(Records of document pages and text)
▼
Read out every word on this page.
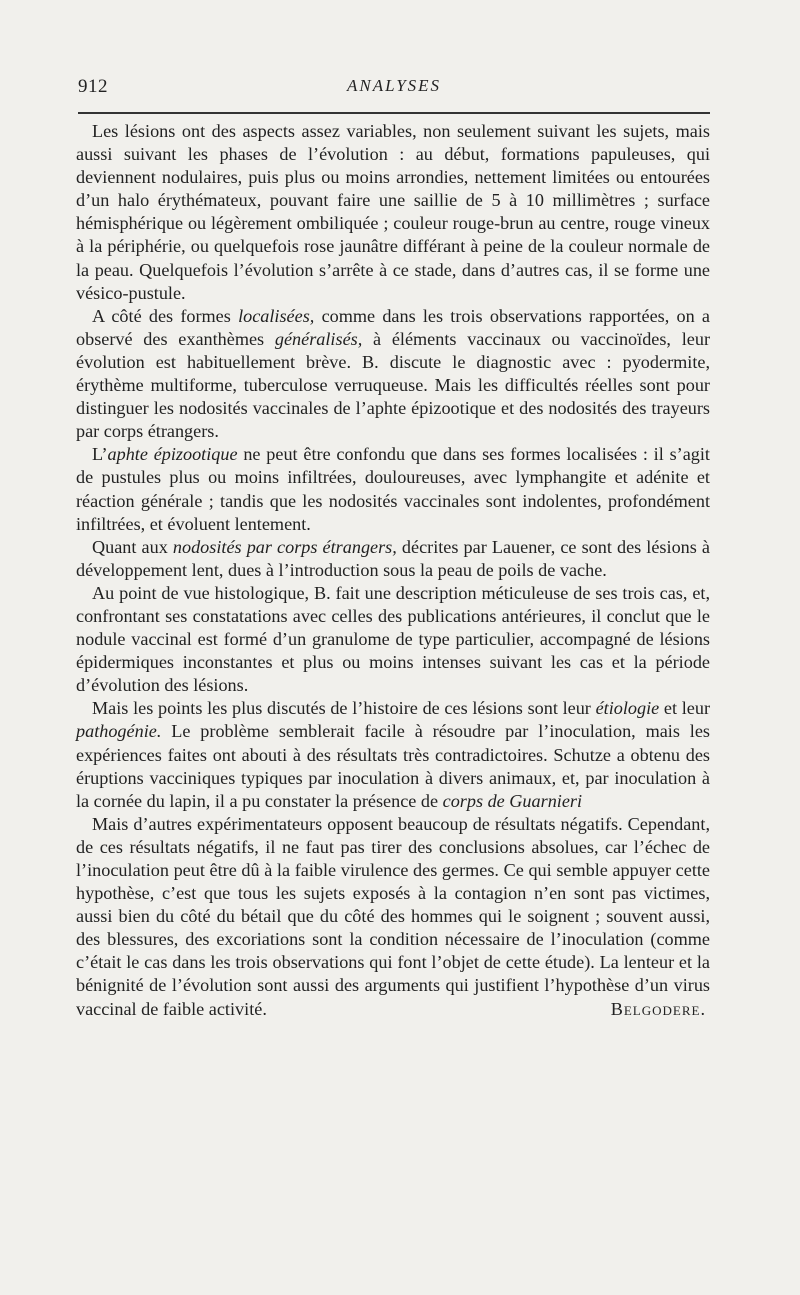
912	ANALYSES

Les lésions ont des aspects assez variables, non seulement suivant les sujets, mais aussi suivant les phases de l’évolution : au début, formations papuleuses, qui deviennent nodulaires, puis plus ou moins arrondies, nettement limitées ou entourées d’un halo érythémateux, pouvant faire une saillie de 5 à 10 millimètres ; surface hémisphérique ou légèrement ombiliquée ; couleur rouge-brun au centre, rouge vineux à la périphérie, ou quelquefois rose jaunâtre différant à peine de la couleur normale de la peau. Quelquefois l’évolution s’arrête à ce stade, dans d’autres cas, il se forme une vésico-pustule.

A côté des formes localisées, comme dans les trois observations rapportées, on a observé des exanthèmes généralisés, à éléments vaccinaux ou vaccinoïdes, leur évolution est habituellement brève. B. discute le diagnostic avec : pyodermite, érythème multiforme, tuberculose verruqueuse. Mais les difficultés réelles sont pour distinguer les nodosités vaccinales de l’aphte épizootique et des nodosités des trayeurs par corps étrangers.

L’aphte épizootique ne peut être confondu que dans ses formes localisées : il s’agit de pustules plus ou moins infiltrées, douloureuses, avec lymphangite et adénite et réaction générale ; tandis que les nodosités vaccinales sont indolentes, profondément infiltrées, et évoluent lentement.

Quant aux nodosités par corps étrangers, décrites par Lauener, ce sont des lésions à développement lent, dues à l’introduction sous la peau de poils de vache.

Au point de vue histologique, B. fait une description méticuleuse de ses trois cas, et, confrontant ses constatations avec celles des publications antérieures, il conclut que le nodule vaccinal est formé d’un granulome de type particulier, accompagné de lésions épidermiques inconstantes et plus ou moins intenses suivant les cas et la période d’évolution des lésions.

Mais les points les plus discutés de l’histoire de ces lésions sont leur étiologie et leur pathogénie. Le problème semblerait facile à résoudre par l’inoculation, mais les expériences faites ont abouti à des résultats très contradictoires. Schutze a obtenu des éruptions vacciniques typiques par inoculation à divers animaux, et, par inoculation à la cornée du lapin, il a pu constater la présence de corps de Guarnieri

Mais d’autres expérimentateurs opposent beaucoup de résultats négatifs. Cependant, de ces résultats négatifs, il ne faut pas tirer des conclusions absolues, car l’échec de l’inoculation peut être dû à la faible virulence des germes. Ce qui semble appuyer cette hypothèse, c’est que tous les sujets exposés à la contagion n’en sont pas victimes, aussi bien du côté du bétail que du côté des hommes qui le soignent ; souvent aussi, des blessures, des excoriations sont la condition nécessaire de l’inoculation (comme c’était le cas dans les trois observations qui font l’objet de cette étude). La lenteur et la bénignité de l’évolution sont aussi des arguments qui justifient l’hypothèse d’un virus vaccinal de faible activité.	Belgodere.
▲
Go through the records and repeat each one exactly, skipping anything that is a picture.

- Response box
Read out every word on this page.
912	ANALYSES

Les lésions ont des aspects assez variables, non seulement suivant les sujets, mais aussi suivant les phases de l’évolution : au début, formations papuleuses, qui deviennent nodulaires, puis plus ou moins arrondies, nettement limitées ou entourées d’un halo érythémateux, pouvant faire une saillie de 5 à 10 millimètres ; surface hémisphérique ou légèrement ombiliquée ; couleur rouge-brun au centre, rouge vineux à la périphérie, ou quelquefois rose jaunâtre différant à peine de la couleur normale de la peau. Quelquefois l’évolution s’arrête à ce stade, dans d’autres cas, il se forme une vésico-pustule.

A côté des formes localisées, comme dans les trois observations rapportées, on a observé des exanthèmes généralisés, à éléments vaccinaux ou vaccinoïdes, leur évolution est habituellement brève. B. discute le diagnostic avec : pyodermite, érythème multiforme, tuberculose verruqueuse. Mais les difficultés réelles sont pour distinguer les nodosités vaccinales de l’aphte épizootique et des nodosités des trayeurs par corps étrangers.

L’aphte épizootique ne peut être confondu que dans ses formes localisées : il s’agit de pustules plus ou moins infiltrées, douloureuses, avec lymphangite et adénite et réaction générale ; tandis que les nodosités vaccinales sont indolentes, profondément infiltrées, et évoluent lentement.

Quant aux nodosités par corps étrangers, décrites par Lauener, ce sont des lésions à développement lent, dues à l’introduction sous la peau de poils de vache.

Au point de vue histologique, B. fait une description méticuleuse de ses trois cas, et, confrontant ses constatations avec celles des publications antérieures, il conclut que le nodule vaccinal est formé d’un granulome de type particulier, accompagné de lésions épidermiques inconstantes et plus ou moins intenses suivant les cas et la période d’évolution des lésions.

Mais les points les plus discutés de l’histoire de ces lésions sont leur étiologie et leur pathogénie. Le problème semblerait facile à résoudre par l’inoculation, mais les expériences faites ont abouti à des résultats très contradictoires. Schutze a obtenu des éruptions vacciniques typiques par inoculation à divers animaux, et, par inoculation à la cornée du lapin, il a pu constater la présence de corps de Guarnieri

Mais d’autres expérimentateurs opposent beaucoup de résultats négatifs. Cependant, de ces résultats négatifs, il ne faut pas tirer des conclusions absolues, car l’échec de l’inoculation peut être dû à la faible virulence des germes. Ce qui semble appuyer cette hypothèse, c’est que tous les sujets exposés à la contagion n’en sont pas victimes, aussi bien du côté du bétail que du côté des hommes qui le soignent ; souvent aussi, des blessures, des excoriations sont la condition nécessaire de l’inoculation (comme c’était le cas dans les trois observations qui font l’objet de cette étude). La lenteur et la bénignité de l’évolution sont aussi des arguments qui justifient l’hypothèse d’un virus vaccinal de faible activité.	Belgodere.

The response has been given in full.